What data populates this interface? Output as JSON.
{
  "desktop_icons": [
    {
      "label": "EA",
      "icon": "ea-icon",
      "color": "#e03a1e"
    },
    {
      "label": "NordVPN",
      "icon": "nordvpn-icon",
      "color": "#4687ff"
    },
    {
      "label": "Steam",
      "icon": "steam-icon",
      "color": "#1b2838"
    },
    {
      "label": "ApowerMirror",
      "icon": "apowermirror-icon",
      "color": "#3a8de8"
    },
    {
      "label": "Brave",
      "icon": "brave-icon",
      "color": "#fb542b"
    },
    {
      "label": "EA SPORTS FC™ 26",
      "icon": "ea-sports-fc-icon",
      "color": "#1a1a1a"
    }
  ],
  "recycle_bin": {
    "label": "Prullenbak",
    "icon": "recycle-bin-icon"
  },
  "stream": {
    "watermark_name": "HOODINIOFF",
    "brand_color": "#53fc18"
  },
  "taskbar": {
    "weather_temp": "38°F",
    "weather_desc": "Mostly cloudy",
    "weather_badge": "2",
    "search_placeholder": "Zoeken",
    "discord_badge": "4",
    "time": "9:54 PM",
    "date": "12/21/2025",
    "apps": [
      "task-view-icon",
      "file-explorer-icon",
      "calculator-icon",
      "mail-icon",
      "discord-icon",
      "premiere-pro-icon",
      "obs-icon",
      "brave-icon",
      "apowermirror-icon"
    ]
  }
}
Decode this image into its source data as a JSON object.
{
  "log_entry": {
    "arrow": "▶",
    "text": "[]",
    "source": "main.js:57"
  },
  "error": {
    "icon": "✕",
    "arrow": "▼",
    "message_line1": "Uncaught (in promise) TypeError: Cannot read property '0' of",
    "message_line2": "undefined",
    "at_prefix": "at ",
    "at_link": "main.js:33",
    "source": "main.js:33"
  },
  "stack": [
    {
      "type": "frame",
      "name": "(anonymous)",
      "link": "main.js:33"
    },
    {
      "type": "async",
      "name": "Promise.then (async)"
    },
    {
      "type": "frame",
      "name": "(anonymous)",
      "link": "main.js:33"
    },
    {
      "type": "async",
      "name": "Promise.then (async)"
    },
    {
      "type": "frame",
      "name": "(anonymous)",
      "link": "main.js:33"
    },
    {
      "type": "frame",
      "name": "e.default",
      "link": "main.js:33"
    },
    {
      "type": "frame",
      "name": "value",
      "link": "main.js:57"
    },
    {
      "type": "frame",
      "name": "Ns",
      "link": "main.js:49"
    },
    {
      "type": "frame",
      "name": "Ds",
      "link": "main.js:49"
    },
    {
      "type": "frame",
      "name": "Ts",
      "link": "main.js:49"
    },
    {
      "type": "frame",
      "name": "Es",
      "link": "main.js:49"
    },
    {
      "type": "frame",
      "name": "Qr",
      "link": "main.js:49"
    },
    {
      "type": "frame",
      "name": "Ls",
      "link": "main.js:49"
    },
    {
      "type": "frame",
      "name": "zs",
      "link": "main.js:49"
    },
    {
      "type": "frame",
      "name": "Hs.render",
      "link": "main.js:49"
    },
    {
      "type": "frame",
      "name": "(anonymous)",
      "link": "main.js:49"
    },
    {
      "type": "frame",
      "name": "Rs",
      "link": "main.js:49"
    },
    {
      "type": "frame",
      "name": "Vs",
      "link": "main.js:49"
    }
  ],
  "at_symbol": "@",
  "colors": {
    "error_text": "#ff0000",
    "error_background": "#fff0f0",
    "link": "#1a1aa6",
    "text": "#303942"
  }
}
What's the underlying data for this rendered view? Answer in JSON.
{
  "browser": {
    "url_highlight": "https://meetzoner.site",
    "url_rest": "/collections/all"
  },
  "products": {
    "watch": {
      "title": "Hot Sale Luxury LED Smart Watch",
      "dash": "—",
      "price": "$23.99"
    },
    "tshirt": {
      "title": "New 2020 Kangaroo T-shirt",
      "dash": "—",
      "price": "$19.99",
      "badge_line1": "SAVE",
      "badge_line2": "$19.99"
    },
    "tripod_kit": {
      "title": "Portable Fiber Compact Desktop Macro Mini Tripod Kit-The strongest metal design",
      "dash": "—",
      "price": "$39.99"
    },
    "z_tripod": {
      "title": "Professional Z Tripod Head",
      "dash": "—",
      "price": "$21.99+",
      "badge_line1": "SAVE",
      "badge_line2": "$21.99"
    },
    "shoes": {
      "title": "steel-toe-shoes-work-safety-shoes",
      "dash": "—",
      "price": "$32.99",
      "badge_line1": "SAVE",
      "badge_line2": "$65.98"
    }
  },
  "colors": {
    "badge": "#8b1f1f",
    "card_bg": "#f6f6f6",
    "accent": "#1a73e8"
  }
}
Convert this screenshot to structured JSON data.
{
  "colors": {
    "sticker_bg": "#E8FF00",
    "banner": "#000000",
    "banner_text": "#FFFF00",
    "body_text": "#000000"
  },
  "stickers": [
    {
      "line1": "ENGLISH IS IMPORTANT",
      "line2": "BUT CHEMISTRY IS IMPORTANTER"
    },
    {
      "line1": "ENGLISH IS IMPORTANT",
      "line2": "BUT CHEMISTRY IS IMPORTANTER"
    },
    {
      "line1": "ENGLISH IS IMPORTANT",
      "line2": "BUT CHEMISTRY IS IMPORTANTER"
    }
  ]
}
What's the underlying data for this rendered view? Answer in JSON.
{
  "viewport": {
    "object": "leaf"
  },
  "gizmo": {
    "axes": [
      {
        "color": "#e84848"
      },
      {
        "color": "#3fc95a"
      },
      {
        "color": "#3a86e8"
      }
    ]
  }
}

○ ○ ○ ○

Given exercise: Collect, from the material above, every line containing the word "data".

Result of this task:
What data populates this interface? Output as JSON.
Decode this image into its source data as a JSON object.
What's the underlying data for this rendered view? Answer in JSON.
Convert this screenshot to structured JSON data.
What's the underlying data for this rendered view? Answer in JSON.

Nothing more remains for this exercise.